:: Page text ::

The Court file indicates that there was no attendance by the applicant on the 23rd when the matter was called at 10.05 am, and that this remained the situation at 10.30 am, when his Honour dismissed the application. His Honour gave reasons, which were published as SZLUM v Minister for Immigration & Anor [2008] FMCA 719, indicating his satisfaction that she was on notice of the time for the hearing.
I was not impressed by the applicant’s evidence from the witness box, and do not believe her claims that she thought the hearing was on another day and that she attended on that other day. I might have given more credence to the explanation originally suggested in the purported affidavit, that there was confusion about the commencement time for the hearing on 23 May, but this is not what the applicant now asks me to accept. On all the evidence, I am not satisfied that the applicant has presented to the Court acceptable evidence explaining her absence from the hearing, so as to justify the setting aside of that order under r.16.05(2)(a) of the Federal Magistrates Court Rules 2001 (Cth).

:::
:: Data ::

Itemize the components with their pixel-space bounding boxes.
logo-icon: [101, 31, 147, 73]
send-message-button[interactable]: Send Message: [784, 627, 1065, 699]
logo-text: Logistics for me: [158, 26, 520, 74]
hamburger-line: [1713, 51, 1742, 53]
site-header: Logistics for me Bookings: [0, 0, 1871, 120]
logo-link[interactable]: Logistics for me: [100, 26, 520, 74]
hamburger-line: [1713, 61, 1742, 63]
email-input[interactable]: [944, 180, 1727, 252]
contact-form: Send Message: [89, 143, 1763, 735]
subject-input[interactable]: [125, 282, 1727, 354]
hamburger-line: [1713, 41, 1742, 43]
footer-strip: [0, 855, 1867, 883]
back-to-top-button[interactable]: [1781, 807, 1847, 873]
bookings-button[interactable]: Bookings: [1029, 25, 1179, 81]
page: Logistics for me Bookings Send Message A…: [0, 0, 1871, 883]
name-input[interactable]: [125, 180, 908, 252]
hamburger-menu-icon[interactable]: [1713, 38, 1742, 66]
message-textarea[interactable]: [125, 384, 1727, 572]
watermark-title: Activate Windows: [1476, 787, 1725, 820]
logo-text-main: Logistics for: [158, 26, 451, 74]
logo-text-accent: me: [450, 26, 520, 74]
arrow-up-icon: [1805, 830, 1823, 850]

:::

# Work to complete:
Reproduce everything in the court ruling from "I was not impressed" down to "Rules 2001 (Cth).", word for word. The items have nothing to do with what comes next.

# Problem solution:
I was not impressed by the applicant’s evidence from the witness box, and do not believe her claims that she thought the hearing was on another day and that she attended on that other day. I might have given more credence to the explanation originally suggested in the purported affidavit, that there was confusion about the commencement time for the hearing on 23 May, but this is not what the applicant now asks me to accept. On all the evidence, I am not satisfied that the applicant has presented to the Court acceptable evidence explaining her absence from the hearing, so as to justify the setting aside of that order under r.16.05(2)(a) of the Federal Magistrates Court Rules 2001 (Cth).